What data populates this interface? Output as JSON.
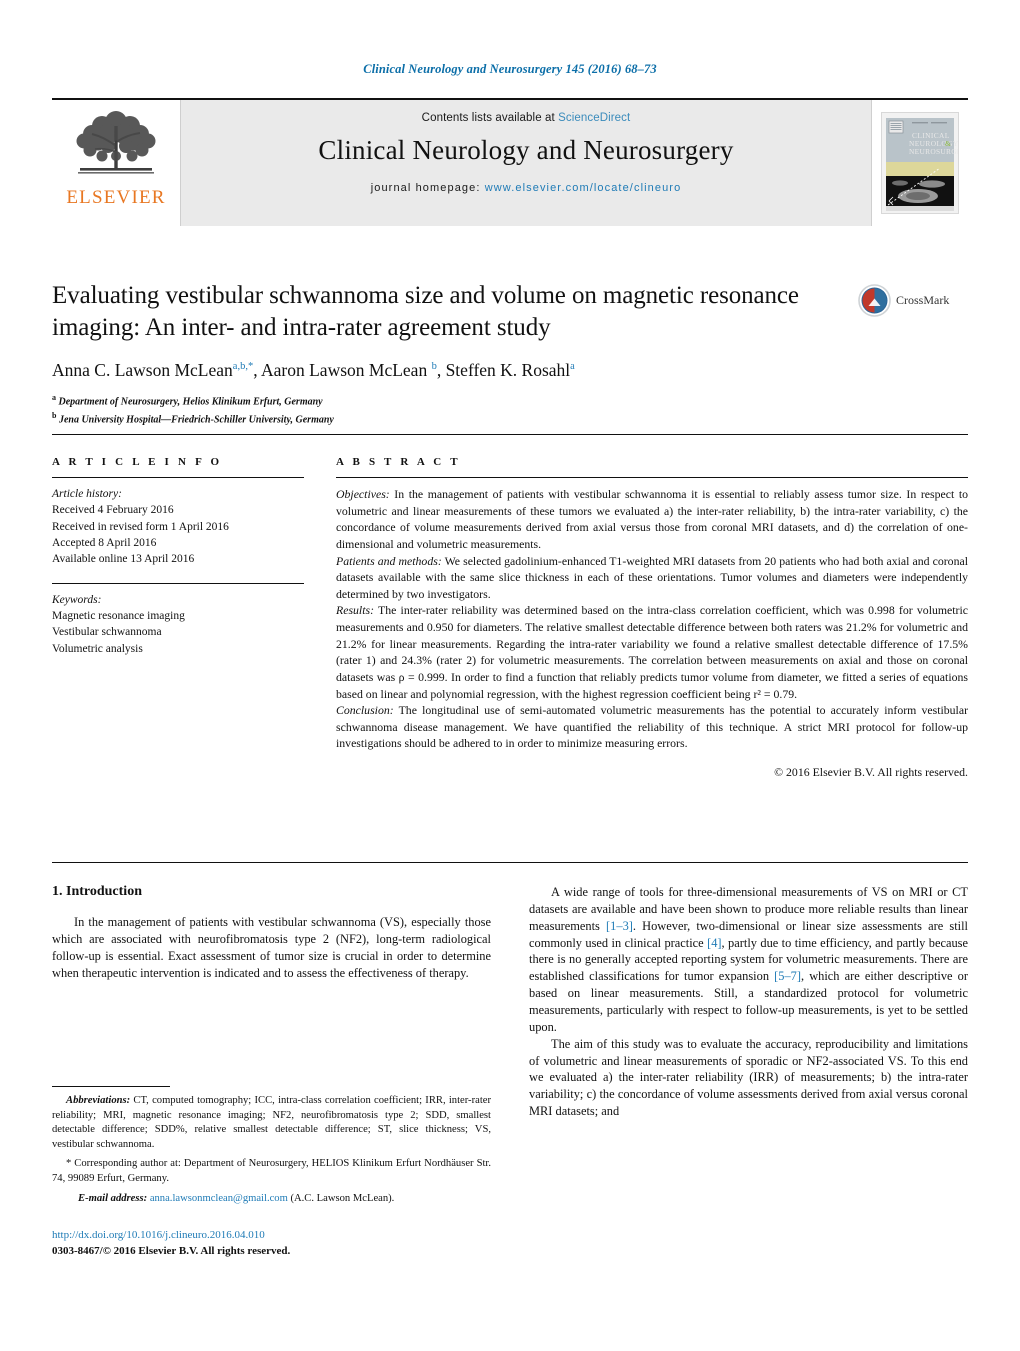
{
  "running_head": "Clinical Neurology and Neurosurgery 145 (2016) 68–73",
  "masthead": {
    "publisher_name": "ELSEVIER",
    "contents_prefix": "Contents lists available at ",
    "contents_link": "ScienceDirect",
    "journal_title": "Clinical Neurology and Neurosurgery",
    "homepage_prefix": "journal homepage: ",
    "homepage_url": "www.elsevier.com/locate/clineuro",
    "cover_title_line1": "CLINICAL",
    "cover_title_line2": "NEUROLOGY &",
    "cover_title_line3": "NEUROSURGERY"
  },
  "article": {
    "title": "Evaluating vestibular schwannoma size and volume on magnetic resonance imaging: An inter- and intra-rater agreement study",
    "authors_html": "Anna C. Lawson McLean<sup>a,b,*</sup>, Aaron Lawson McLean <sup>b</sup>, Steffen K. Rosahl<sup>a</sup>",
    "affiliation_a": "Department of Neurosurgery, Helios Klinikum Erfurt, Germany",
    "affiliation_b": "Jena University Hospital—Friedrich-Schiller University, Germany",
    "crossmark_label": "CrossMark"
  },
  "article_info": {
    "heading": "A R T I C L E   I N F O",
    "history_label": "Article history:",
    "history": [
      "Received 4 February 2016",
      "Received in revised form 1 April 2016",
      "Accepted 8 April 2016",
      "Available online 13 April 2016"
    ],
    "keywords_label": "Keywords:",
    "keywords": [
      "Magnetic resonance imaging",
      "Vestibular schwannoma",
      "Volumetric analysis"
    ]
  },
  "abstract": {
    "heading": "A B S T R A C T",
    "objectives_label": "Objectives:",
    "objectives_text": " In the management of patients with vestibular schwannoma it is essential to reliably assess tumor size. In respect to volumetric and linear measurements of these tumors we evaluated a) the inter-rater reliability, b) the intra-rater variability, c) the concordance of volume measurements derived from axial versus those from coronal MRI datasets, and d) the correlation of one-dimensional and volumetric measurements.",
    "methods_label": "Patients and methods:",
    "methods_text": " We selected gadolinium-enhanced T1-weighted MRI datasets from 20 patients who had both axial and coronal datasets available with the same slice thickness in each of these orientations. Tumor volumes and diameters were independently determined by two investigators.",
    "results_label": "Results:",
    "results_text": " The inter-rater reliability was determined based on the intra-class correlation coefficient, which was 0.998 for volumetric measurements and 0.950 for diameters. The relative smallest detectable difference between both raters was 21.2% for volumetric and 21.2% for linear measurements. Regarding the intra-rater variability we found a relative smallest detectable difference of 17.5% (rater 1) and 24.3% (rater 2) for volumetric measurements. The correlation between measurements on axial and those on coronal datasets was ρ = 0.999. In order to find a function that reliably predicts tumor volume from diameter, we fitted a series of equations based on linear and polynomial regression, with the highest regression coefficient being r² = 0.79.",
    "conclusion_label": "Conclusion:",
    "conclusion_text": " The longitudinal use of semi-automated volumetric measurements has the potential to accurately inform vestibular schwannoma disease management. We have quantified the reliability of this technique. A strict MRI protocol for follow-up investigations should be adhered to in order to minimize measuring errors.",
    "copyright": "© 2016 Elsevier B.V. All rights reserved."
  },
  "introduction": {
    "heading": "1.  Introduction",
    "para1": "In the management of patients with vestibular schwannoma (VS), especially those which are associated with neurofibromatosis type 2 (NF2), long-term radiological follow-up is essential. Exact assessment of tumor size is crucial in order to determine when therapeutic intervention is indicated and to assess the effectiveness of therapy.",
    "para2_part1": "A wide range of tools for three-dimensional measurements of VS on MRI or CT datasets are available and have been shown to produce more reliable results than linear measurements ",
    "para2_ref1": "[1–3]",
    "para2_part2": ". However, two-dimensional or linear size assessments are still commonly used in clinical practice ",
    "para2_ref2": "[4]",
    "para2_part3": ", partly due to time efficiency, and partly because there is no generally accepted reporting system for volumetric measurements. There are established classifications for tumor expansion ",
    "para2_ref3": "[5–7]",
    "para2_part4": ", which are either descriptive or based on linear measurements. Still, a standardized protocol for volumetric measurements, particularly with respect to follow-up measurements, is yet to be settled upon.",
    "para3": "The aim of this study was to evaluate the accuracy, reproducibility and limitations of volumetric and linear measurements of sporadic or NF2-associated VS. To this end we evaluated a) the inter-rater reliability (IRR) of measurements; b) the intra-rater variability; c) the concordance of volume assessments derived from axial versus coronal MRI datasets; and"
  },
  "footnotes": {
    "abbrev_label": "Abbreviations:",
    "abbrev_text": " CT, computed tomography; ICC, intra-class correlation coefficient; IRR, inter-rater reliability; MRI, magnetic resonance imaging; NF2, neurofibromatosis type 2; SDD, smallest detectable difference; SDD%, relative smallest detectable difference; ST, slice thickness; VS, vestibular schwannoma.",
    "corresponding": "* Corresponding author at: Department of Neurosurgery, HELIOS Klinikum Erfurt Nordhäuser Str. 74, 99089 Erfurt, Germany.",
    "email_label": "E-mail address:",
    "email": "anna.lawsonmclean@gmail.com",
    "email_suffix": " (A.C. Lawson McLean).",
    "doi": "http://dx.doi.org/10.1016/j.clineuro.2016.04.010",
    "issn": "0303-8467/© 2016 Elsevier B.V. All rights reserved."
  },
  "colors": {
    "link": "#1f7bb6",
    "header_blue": "#0b6ea8",
    "elsevier_orange": "#E87722",
    "mast_bg": "#eaeaea"
  }
}
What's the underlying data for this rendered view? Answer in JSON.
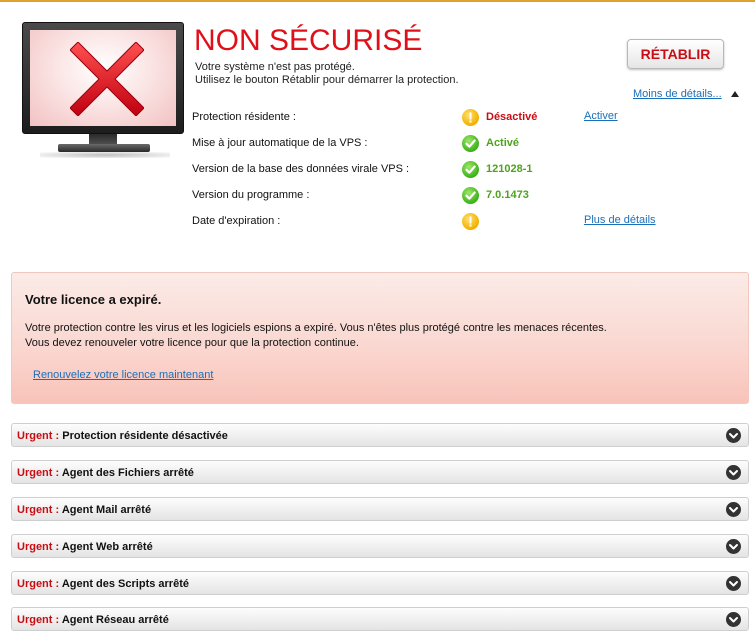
{
  "status": {
    "title": "NON SÉCURISÉ",
    "line1": "Votre système n'est pas protégé.",
    "line2": "Utilisez le bouton Rétablir pour démarrer la protection.",
    "restore_label": "RÉTABLIR",
    "less_details_label": "Moins de détails..."
  },
  "info_rows": [
    {
      "label": "Protection résidente :",
      "icon": "warning-icon",
      "value": "Désactivé",
      "value_state": "bad",
      "link": "Activer"
    },
    {
      "label": "Mise à jour automatique de la VPS :",
      "icon": "check-icon",
      "value": "Activé",
      "value_state": "good",
      "link": ""
    },
    {
      "label": "Version de la base des données virale VPS :",
      "icon": "check-icon",
      "value": "121028-1",
      "value_state": "good",
      "link": ""
    },
    {
      "label": "Version du programme :",
      "icon": "check-icon",
      "value": "7.0.1473",
      "value_state": "good",
      "link": ""
    },
    {
      "label": "Date d'expiration :",
      "icon": "warning-icon",
      "value": "",
      "value_state": "bad",
      "link": "Plus de détails"
    }
  ],
  "license": {
    "title": "Votre licence a expiré.",
    "text1": "Votre protection contre les virus et les logiciels espions a expiré. Vous n'êtes plus protégé contre les menaces récentes.",
    "text2": "Vous devez renouveler votre licence pour que la protection continue.",
    "renew_link": "Renouvelez votre licence maintenant"
  },
  "alerts": {
    "urgent_label": "Urgent :",
    "items": [
      "Protection résidente désactivée",
      "Agent des Fichiers arrêté",
      "Agent Mail arrêté",
      "Agent Web arrêté",
      "Agent des Scripts arrêté",
      "Agent Réseau arrêté"
    ]
  },
  "colors": {
    "alert_red": "#e0101a",
    "link_blue": "#1b6fb8",
    "ok_green": "#4ca41c",
    "warning_yellow": "#f0b000"
  }
}
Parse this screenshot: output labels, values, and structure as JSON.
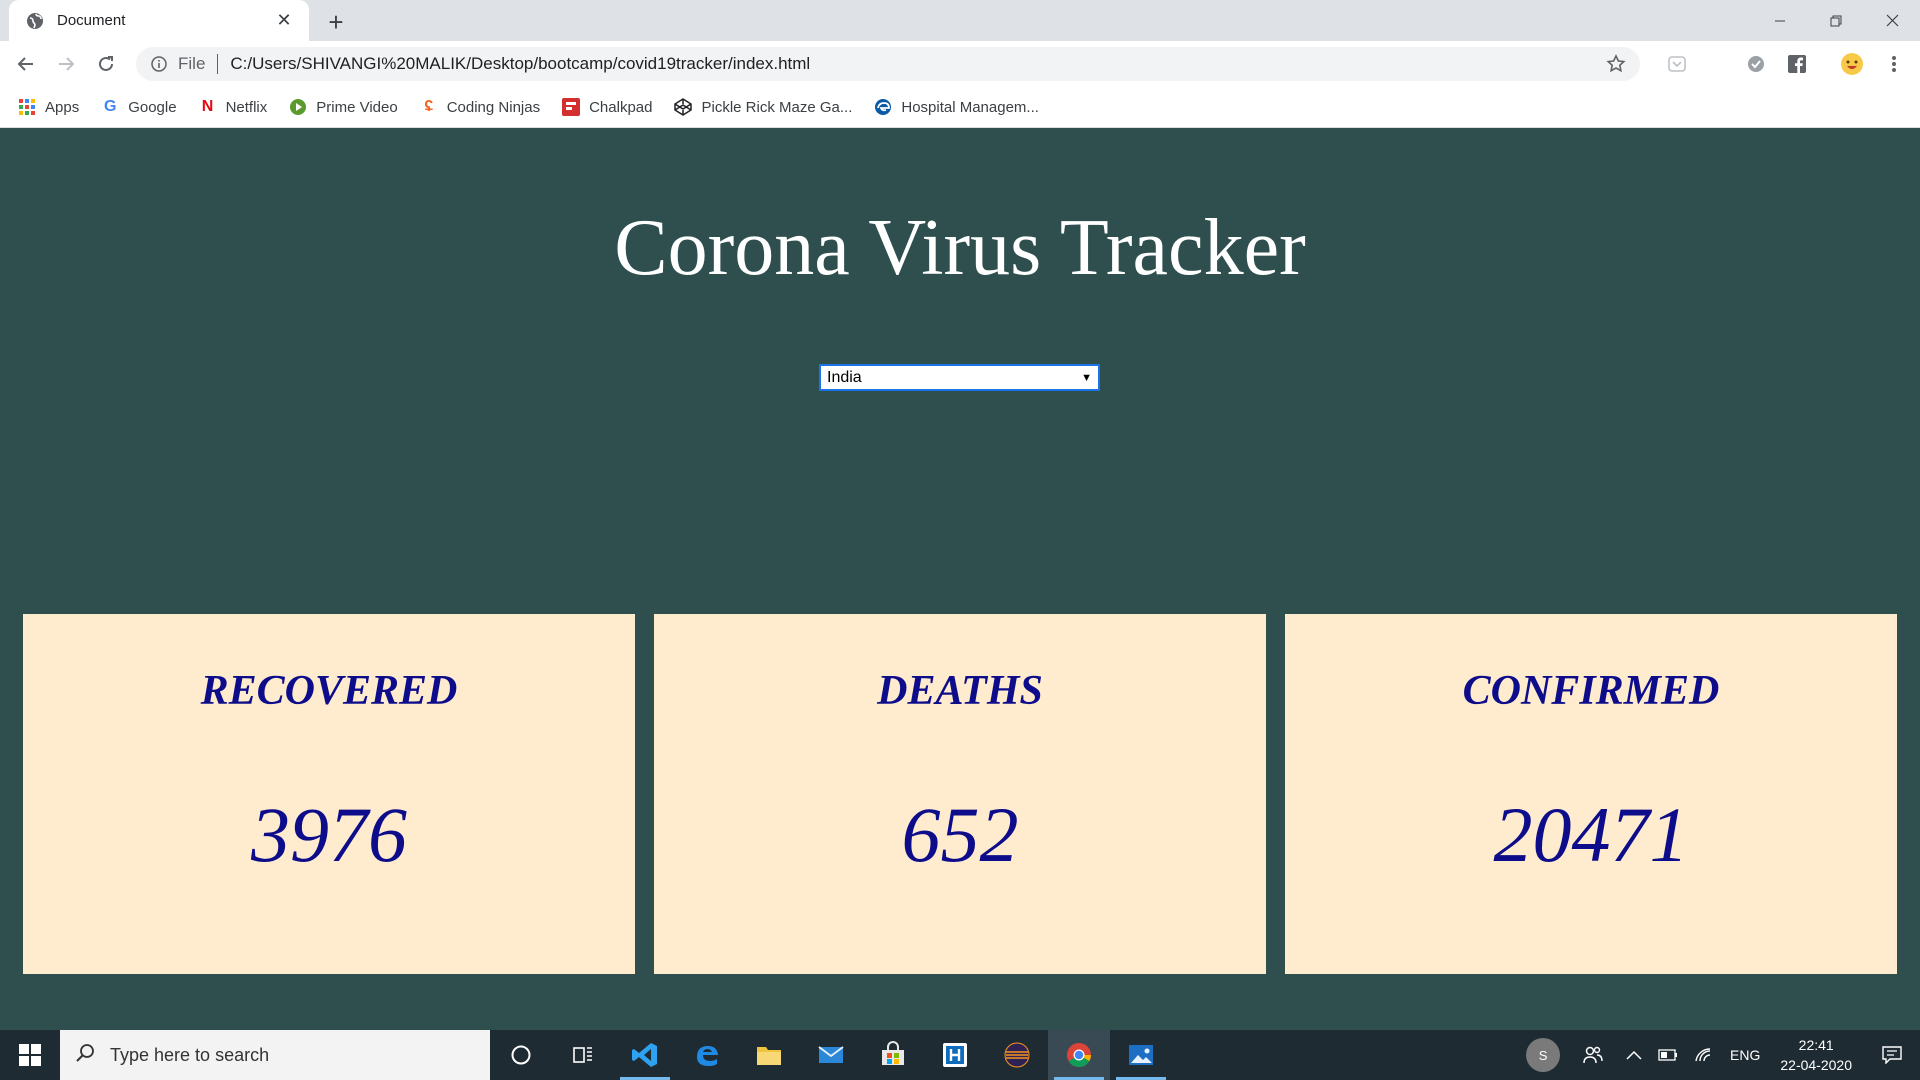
{
  "browser": {
    "tab_title": "Document",
    "url_scheme": "File",
    "url": "C:/Users/SHIVANGI%20MALIK/Desktop/bootcamp/covid19tracker/index.html",
    "bookmarks": [
      {
        "label": "Apps",
        "icon": "apps-grid-icon"
      },
      {
        "label": "Google",
        "icon": "google-icon"
      },
      {
        "label": "Netflix",
        "icon": "netflix-icon"
      },
      {
        "label": "Prime Video",
        "icon": "prime-video-icon"
      },
      {
        "label": "Coding Ninjas",
        "icon": "coding-ninjas-icon"
      },
      {
        "label": "Chalkpad",
        "icon": "chalkpad-icon"
      },
      {
        "label": "Pickle Rick Maze Ga...",
        "icon": "codepen-icon"
      },
      {
        "label": "Hospital Managem...",
        "icon": "edge-icon"
      }
    ]
  },
  "page": {
    "title": "Corona Virus Tracker",
    "country_select": {
      "selected": "India"
    },
    "stats": [
      {
        "label": "RECOVERED",
        "value": "3976"
      },
      {
        "label": "DEATHS",
        "value": "652"
      },
      {
        "label": "CONFIRMED",
        "value": "20471"
      }
    ],
    "colors": {
      "background": "#2f4f4f",
      "card": "#ffebcd",
      "card_text": "#0d0d8c"
    }
  },
  "taskbar": {
    "search_placeholder": "Type here to search",
    "avatar_initial": "S",
    "language": "ENG",
    "time": "22:41",
    "date": "22-04-2020"
  }
}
____________________
*ASSIGNMENT*:
The word is "rights". Copy every line above where it appears.

*SOLUTION TO THIS TASK*:
    "copyright": "© 2016 Elsevier B.V. All rights reserved."
    "issn": "0303-8467/© 2016 Elsevier B.V. All rights reserved."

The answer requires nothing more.